-- Start Data supplied --
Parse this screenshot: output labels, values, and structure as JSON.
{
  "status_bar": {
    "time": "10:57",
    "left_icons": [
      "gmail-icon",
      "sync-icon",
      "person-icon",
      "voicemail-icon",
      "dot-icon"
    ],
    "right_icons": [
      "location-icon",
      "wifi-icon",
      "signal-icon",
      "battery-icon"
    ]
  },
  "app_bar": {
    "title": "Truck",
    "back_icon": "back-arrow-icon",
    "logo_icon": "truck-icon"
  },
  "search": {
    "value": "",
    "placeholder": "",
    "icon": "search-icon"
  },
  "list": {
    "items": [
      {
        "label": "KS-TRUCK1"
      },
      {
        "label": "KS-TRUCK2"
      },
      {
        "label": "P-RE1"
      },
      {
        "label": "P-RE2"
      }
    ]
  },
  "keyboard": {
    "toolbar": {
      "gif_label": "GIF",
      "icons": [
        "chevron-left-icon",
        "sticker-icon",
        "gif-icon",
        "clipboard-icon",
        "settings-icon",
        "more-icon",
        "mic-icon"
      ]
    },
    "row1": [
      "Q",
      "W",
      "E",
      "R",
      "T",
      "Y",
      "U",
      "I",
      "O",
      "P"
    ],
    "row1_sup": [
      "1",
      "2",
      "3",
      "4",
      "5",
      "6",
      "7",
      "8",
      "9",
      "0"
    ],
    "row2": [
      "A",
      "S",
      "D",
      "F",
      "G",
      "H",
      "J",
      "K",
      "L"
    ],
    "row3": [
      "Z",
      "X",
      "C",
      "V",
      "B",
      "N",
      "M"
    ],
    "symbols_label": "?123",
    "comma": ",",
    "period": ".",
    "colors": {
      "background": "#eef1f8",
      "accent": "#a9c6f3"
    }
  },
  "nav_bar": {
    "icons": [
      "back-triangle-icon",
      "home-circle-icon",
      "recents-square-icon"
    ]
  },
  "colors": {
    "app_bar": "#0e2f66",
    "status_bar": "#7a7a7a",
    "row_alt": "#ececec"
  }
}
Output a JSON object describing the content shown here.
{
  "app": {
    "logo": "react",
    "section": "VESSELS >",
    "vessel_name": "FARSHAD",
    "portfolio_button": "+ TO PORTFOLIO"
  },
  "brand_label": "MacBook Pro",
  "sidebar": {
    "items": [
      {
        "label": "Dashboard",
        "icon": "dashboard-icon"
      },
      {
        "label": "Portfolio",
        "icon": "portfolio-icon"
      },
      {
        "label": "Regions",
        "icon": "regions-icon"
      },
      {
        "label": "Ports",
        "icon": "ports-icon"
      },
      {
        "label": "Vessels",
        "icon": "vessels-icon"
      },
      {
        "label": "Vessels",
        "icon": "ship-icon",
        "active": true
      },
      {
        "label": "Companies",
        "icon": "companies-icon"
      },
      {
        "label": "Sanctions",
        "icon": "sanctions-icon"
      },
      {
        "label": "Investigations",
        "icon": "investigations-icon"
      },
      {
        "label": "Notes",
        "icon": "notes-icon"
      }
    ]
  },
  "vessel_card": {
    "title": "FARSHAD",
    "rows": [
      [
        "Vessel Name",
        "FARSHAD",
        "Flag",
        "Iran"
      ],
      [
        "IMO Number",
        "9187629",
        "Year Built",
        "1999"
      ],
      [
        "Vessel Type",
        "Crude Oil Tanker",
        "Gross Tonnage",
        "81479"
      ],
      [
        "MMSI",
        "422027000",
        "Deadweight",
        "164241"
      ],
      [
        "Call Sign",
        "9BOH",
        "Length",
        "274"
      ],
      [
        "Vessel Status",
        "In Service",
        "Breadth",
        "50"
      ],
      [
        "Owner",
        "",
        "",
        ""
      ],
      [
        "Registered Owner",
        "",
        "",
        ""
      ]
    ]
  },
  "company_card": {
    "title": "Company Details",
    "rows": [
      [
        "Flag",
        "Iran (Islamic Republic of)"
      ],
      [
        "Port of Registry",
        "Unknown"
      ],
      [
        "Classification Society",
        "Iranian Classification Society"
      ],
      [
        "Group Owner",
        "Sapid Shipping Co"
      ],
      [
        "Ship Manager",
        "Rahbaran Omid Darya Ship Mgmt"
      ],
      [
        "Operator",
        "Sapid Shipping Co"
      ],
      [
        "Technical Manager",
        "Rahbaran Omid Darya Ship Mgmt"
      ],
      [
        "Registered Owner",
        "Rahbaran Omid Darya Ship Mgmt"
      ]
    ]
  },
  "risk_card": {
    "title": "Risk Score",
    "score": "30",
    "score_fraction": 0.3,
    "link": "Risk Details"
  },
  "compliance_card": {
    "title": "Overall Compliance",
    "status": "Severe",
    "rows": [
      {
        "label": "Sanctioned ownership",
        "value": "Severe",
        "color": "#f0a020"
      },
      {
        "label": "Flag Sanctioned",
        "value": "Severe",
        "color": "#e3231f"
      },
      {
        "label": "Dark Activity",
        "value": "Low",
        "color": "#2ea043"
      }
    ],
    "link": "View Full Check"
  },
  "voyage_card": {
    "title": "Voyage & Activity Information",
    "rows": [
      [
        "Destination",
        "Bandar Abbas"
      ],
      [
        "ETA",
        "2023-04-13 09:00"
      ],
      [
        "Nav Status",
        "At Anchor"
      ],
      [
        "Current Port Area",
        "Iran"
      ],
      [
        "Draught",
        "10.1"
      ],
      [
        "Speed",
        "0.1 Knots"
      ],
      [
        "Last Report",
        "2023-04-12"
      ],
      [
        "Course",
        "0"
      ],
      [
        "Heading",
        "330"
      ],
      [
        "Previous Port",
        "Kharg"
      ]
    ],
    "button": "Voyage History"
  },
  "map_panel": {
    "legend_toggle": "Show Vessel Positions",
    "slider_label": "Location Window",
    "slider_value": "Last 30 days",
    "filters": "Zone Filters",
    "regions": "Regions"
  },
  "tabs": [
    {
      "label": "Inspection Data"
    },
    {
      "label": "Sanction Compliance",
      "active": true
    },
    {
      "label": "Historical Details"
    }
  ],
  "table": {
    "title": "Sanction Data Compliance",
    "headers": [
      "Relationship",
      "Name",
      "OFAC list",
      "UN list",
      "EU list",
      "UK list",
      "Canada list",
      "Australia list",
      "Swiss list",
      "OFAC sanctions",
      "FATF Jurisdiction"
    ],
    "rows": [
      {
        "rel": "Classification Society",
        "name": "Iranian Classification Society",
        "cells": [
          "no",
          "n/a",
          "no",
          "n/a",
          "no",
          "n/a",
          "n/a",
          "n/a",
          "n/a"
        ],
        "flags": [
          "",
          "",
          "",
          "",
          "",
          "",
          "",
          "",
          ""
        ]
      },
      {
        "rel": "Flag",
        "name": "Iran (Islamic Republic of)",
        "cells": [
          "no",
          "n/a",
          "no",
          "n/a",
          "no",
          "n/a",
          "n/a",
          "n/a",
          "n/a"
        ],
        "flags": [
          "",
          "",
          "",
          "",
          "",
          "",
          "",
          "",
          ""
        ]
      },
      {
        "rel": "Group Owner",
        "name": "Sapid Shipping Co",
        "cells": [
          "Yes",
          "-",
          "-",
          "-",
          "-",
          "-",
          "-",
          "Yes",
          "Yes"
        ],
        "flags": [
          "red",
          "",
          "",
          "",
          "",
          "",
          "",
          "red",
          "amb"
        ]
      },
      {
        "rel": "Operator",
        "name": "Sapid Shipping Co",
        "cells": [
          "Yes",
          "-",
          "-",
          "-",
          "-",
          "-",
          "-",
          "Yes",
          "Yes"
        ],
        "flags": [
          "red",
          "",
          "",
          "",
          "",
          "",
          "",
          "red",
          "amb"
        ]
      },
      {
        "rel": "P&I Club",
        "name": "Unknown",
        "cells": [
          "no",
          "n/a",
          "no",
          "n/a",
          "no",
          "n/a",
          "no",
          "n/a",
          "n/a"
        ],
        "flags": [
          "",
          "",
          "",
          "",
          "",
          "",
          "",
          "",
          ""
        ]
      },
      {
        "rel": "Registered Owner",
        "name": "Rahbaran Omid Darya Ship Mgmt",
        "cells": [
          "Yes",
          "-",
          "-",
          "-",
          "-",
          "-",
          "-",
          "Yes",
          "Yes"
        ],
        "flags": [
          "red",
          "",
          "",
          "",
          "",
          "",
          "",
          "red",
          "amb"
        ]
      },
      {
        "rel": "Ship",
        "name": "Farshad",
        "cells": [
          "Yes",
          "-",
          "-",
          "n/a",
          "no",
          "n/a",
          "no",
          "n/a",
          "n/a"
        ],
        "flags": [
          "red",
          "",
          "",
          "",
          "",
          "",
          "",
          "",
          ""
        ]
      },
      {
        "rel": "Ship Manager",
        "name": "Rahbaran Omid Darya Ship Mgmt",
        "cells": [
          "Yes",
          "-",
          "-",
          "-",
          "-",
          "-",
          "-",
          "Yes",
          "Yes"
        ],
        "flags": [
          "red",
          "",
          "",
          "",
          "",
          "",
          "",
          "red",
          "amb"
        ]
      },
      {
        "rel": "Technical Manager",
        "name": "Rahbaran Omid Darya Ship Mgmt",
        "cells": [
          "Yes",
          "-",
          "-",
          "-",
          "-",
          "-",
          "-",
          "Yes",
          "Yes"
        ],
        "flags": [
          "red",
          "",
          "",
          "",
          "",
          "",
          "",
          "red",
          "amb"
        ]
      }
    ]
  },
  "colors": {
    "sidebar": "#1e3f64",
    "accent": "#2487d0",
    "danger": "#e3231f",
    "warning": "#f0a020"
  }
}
-- End Data supplied --
Instructions to follow —
Sift through the entries and copy every line with "Activity".

Answer —
        "label": "Dark Activity",
    "title": "Voyage & Activity Information",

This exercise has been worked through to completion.